═════ DATA EXTRACT ═════
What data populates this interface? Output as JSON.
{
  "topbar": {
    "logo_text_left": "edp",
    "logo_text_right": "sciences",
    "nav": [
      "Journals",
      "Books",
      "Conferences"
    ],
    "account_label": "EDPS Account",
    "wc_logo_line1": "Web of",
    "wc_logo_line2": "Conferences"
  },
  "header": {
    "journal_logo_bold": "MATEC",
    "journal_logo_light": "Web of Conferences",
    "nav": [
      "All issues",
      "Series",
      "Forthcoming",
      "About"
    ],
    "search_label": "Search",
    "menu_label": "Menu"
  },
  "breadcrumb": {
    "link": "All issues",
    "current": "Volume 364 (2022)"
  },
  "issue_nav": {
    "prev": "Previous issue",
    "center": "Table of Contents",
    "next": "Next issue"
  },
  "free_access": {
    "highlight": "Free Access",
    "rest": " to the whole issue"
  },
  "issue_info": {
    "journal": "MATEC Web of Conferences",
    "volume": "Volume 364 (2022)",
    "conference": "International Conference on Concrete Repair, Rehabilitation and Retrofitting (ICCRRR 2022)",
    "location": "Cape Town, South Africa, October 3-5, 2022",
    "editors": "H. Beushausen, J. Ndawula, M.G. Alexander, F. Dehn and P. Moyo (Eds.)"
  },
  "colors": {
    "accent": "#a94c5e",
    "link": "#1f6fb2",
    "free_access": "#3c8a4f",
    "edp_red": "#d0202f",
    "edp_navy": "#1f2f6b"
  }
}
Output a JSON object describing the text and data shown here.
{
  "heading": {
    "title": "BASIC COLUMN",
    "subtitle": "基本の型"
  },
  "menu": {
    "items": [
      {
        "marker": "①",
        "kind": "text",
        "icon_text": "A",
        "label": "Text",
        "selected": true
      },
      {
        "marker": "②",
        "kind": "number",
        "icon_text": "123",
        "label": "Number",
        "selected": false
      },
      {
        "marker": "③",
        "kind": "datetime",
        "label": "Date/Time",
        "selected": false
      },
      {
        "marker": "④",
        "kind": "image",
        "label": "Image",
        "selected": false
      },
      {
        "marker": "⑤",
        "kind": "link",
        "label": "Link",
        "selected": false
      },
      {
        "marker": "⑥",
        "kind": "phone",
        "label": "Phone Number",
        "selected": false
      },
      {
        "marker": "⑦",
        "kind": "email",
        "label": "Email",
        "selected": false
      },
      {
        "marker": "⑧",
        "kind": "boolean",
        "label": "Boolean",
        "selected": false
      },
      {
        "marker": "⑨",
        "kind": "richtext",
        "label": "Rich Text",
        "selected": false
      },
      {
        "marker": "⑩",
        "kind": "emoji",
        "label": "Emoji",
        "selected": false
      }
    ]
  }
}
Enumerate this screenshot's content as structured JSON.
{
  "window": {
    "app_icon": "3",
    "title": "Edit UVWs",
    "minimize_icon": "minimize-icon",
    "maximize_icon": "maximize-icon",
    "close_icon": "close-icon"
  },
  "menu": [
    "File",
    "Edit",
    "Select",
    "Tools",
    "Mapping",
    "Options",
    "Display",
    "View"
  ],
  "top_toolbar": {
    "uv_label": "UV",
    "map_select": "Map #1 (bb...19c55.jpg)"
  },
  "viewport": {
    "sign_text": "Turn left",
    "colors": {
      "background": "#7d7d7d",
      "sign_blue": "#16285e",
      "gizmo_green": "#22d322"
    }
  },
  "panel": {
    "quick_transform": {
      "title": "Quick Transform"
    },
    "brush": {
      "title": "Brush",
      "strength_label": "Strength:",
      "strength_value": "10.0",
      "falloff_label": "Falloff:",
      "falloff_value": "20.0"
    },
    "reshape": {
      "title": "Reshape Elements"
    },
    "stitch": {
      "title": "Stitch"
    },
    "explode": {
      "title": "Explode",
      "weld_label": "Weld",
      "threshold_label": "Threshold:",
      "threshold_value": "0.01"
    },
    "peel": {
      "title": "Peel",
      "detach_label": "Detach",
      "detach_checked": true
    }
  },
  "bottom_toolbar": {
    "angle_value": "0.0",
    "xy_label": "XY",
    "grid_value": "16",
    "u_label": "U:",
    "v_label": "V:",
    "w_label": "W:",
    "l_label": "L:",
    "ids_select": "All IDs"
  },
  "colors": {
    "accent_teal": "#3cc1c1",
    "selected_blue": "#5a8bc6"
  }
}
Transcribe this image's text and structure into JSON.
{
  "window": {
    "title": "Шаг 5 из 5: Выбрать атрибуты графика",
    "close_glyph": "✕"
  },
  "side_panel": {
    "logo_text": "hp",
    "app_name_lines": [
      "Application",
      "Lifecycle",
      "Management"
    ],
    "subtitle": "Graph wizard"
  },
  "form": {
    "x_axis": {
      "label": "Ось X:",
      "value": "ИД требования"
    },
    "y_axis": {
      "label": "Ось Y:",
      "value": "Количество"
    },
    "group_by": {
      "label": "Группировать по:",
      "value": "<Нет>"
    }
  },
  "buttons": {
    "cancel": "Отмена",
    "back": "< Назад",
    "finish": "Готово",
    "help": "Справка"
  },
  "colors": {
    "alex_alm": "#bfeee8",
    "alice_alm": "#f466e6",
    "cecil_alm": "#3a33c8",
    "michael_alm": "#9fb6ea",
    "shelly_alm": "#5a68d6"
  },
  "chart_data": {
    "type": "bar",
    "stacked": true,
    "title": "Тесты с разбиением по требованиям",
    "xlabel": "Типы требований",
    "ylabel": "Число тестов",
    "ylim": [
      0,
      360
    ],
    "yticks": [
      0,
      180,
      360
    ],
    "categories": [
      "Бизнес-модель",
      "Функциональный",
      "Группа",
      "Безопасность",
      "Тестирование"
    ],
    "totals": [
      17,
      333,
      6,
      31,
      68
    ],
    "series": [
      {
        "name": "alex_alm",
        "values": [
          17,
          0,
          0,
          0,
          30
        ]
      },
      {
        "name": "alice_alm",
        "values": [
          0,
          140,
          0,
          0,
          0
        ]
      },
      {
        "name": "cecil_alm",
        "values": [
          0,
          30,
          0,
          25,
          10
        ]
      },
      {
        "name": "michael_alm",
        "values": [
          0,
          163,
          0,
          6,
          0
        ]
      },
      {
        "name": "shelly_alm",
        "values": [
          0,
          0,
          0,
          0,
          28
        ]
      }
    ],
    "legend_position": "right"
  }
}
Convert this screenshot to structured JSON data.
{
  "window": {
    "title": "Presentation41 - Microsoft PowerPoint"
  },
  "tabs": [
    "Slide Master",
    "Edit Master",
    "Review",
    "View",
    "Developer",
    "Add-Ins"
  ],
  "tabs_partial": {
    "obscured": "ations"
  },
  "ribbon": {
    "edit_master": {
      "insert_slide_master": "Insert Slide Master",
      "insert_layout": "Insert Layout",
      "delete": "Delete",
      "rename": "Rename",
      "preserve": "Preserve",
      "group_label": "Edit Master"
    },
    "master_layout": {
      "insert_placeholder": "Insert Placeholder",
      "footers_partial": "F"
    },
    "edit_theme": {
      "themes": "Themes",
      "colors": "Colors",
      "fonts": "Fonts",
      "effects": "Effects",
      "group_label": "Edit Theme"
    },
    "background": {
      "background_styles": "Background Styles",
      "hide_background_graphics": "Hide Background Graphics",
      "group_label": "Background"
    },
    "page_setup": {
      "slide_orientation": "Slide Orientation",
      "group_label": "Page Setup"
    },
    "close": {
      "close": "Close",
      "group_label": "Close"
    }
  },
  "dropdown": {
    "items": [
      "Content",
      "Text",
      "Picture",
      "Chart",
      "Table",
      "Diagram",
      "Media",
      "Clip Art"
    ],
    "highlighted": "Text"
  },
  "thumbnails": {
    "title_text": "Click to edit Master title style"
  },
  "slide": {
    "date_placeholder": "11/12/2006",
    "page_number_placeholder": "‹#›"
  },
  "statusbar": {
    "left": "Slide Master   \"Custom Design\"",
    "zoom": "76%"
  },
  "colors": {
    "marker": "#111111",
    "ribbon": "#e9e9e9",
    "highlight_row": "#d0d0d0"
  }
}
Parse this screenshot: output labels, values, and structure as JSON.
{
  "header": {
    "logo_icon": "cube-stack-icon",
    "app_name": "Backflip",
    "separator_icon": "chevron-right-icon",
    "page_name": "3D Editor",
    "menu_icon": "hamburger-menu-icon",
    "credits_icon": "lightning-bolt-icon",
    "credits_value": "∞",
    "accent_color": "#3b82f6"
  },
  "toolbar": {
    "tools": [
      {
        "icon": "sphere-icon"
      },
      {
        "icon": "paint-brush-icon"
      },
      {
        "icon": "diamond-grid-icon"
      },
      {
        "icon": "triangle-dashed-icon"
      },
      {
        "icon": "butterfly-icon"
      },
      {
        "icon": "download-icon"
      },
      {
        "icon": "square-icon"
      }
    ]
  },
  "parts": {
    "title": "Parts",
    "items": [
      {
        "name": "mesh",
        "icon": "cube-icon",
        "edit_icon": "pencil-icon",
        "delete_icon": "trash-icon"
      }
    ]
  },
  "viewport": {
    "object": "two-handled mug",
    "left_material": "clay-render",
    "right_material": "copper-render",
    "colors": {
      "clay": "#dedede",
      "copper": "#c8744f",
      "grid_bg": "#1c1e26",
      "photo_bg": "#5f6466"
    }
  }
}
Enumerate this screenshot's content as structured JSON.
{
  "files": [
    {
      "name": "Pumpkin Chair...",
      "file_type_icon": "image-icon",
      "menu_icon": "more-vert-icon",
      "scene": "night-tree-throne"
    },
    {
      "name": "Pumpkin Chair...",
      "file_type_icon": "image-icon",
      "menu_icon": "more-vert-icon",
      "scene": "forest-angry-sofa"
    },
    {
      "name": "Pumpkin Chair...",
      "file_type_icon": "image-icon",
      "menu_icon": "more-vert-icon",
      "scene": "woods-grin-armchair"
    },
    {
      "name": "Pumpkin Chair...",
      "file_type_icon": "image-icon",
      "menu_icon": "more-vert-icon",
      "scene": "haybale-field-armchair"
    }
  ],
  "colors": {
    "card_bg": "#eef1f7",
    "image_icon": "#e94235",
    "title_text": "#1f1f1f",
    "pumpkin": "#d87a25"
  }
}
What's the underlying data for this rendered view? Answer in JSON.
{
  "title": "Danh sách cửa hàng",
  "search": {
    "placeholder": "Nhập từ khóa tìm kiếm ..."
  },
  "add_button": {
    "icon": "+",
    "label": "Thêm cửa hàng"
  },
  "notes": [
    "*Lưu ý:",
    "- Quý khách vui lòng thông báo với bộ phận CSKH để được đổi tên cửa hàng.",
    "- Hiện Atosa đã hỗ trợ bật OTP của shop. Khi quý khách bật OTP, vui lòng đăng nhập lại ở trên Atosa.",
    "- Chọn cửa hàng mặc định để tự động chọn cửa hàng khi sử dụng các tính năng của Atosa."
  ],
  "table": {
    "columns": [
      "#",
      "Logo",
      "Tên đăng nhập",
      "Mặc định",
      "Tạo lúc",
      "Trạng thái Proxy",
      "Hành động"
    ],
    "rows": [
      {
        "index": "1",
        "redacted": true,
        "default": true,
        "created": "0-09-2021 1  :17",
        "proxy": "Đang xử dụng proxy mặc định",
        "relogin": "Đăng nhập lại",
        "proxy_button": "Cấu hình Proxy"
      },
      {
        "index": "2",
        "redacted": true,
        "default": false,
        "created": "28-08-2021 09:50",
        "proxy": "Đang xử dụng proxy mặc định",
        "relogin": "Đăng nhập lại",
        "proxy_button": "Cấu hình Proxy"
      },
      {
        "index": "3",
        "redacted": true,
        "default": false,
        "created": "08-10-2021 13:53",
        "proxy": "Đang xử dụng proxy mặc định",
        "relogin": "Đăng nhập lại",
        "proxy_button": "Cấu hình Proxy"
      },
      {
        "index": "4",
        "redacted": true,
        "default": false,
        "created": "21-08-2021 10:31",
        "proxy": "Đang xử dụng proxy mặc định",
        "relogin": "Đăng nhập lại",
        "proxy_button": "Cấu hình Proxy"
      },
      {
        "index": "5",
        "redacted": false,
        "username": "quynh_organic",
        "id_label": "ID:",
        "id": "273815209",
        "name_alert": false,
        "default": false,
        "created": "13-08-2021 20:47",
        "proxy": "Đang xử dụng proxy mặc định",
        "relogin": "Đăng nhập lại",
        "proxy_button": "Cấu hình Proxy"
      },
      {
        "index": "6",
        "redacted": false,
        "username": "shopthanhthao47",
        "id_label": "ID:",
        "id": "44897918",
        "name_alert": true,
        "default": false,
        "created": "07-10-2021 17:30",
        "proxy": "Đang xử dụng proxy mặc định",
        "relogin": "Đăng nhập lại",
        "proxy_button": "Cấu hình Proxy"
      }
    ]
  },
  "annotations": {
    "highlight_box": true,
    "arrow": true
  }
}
═════
### PROBLEM REQUIREMENTS
Check each line of the records above for "Insert", and copy those that have it.

### ANSWER TO THIS TASK
      "insert_slide_master": "Insert Slide Master",
      "insert_layout": "Insert Layout",
      "insert_placeholder": "Insert Placeholder",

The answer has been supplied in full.